All of the records below should be output exactly.

[Collection entries]
===

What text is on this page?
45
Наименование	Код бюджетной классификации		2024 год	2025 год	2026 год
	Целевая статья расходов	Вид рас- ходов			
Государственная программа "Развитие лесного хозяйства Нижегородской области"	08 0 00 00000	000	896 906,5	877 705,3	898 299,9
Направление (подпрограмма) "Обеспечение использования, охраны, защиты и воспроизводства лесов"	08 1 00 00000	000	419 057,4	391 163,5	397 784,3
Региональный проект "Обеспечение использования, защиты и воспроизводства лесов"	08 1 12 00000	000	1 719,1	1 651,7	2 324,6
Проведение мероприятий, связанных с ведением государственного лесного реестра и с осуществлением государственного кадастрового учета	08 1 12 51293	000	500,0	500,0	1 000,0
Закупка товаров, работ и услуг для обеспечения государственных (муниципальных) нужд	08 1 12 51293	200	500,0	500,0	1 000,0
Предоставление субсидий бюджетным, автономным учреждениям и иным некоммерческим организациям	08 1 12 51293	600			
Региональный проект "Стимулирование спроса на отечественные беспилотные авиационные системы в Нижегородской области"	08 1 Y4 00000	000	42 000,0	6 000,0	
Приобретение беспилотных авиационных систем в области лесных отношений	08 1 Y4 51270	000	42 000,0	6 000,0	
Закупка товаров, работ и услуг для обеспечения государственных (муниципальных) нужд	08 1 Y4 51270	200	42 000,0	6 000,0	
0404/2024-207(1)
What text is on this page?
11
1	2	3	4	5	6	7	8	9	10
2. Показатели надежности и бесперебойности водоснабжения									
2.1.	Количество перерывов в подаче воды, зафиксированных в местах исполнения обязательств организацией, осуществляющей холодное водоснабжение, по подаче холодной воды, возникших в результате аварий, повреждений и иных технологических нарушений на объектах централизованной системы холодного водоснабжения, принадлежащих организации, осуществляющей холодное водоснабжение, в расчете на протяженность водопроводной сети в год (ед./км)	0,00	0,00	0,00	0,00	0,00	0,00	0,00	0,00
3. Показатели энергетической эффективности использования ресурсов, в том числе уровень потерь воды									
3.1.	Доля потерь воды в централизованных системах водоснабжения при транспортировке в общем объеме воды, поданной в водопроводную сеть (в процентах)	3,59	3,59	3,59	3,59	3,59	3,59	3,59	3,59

===

■ **EXERCISE OUTPUT**
What text is on this page?
45
Наименование	Код бюджетной классификации		2024 год	2025 год	2026 год
	Целевая статья расходов	Вид рас- ходов			
Государственная программа "Развитие лесного хозяйства Нижегородской области"	08 0 00 00000	000	896 906,5	877 705,3	898 299,9
Направление (подпрограмма) "Обеспечение использования, охраны, защиты и воспроизводства лесов"	08 1 00 00000	000	419 057,4	391 163,5	397 784,3
Региональный проект "Обеспечение использования, защиты и воспроизводства лесов"	08 1 12 00000	000	1 719,1	1 651,7	2 324,6
Проведение мероприятий, связанных с ведением государственного лесного реестра и с осуществлением государственного кадастрового учета	08 1 12 51293	000	500,0	500,0	1 000,0
Закупка товаров, работ и услуг для обеспечения государственных (муниципальных) нужд	08 1 12 51293	200	500,0	500,0	1 000,0
Предоставление субсидий бюджетным, автономным учреждениям и иным некоммерческим организациям	08 1 12 51293	600			
Региональный проект "Стимулирование спроса на отечественные беспилотные авиационные системы в Нижегородской области"	08 1 Y4 00000	000	42 000,0	6 000,0	
Приобретение беспилотных авиационных систем в области лесных отношений	08 1 Y4 51270	000	42 000,0	6 000,0	
Закупка товаров, работ и услуг для обеспечения государственных (муниципальных) нужд	08 1 Y4 51270	200	42 000,0	6 000,0	
0404/2024-207(1)
What text is on this page?
11
1	2	3	4	5	6	7	8	9	10
2. Показатели надежности и бесперебойности водоснабжения									
2.1.	Количество перерывов в подаче воды, зафиксированных в местах исполнения обязательств организацией, осуществляющей холодное водоснабжение, по подаче холодной воды, возникших в результате аварий, повреждений и иных технологических нарушений на объектах централизованной системы холодного водоснабжения, принадлежащих организации, осуществляющей холодное водоснабжение, в расчете на протяженность водопроводной сети в год (ед./км)	0,00	0,00	0,00	0,00	0,00	0,00	0,00	0,00
3. Показатели энергетической эффективности использования ресурсов, в том числе уровень потерь воды									
3.1.	Доля потерь воды в централизованных системах водоснабжения при транспортировке в общем объеме воды, поданной в водопроводную сеть (в процентах)	3,59	3,59	3,59	3,59	3,59	3,59	3,59	3,59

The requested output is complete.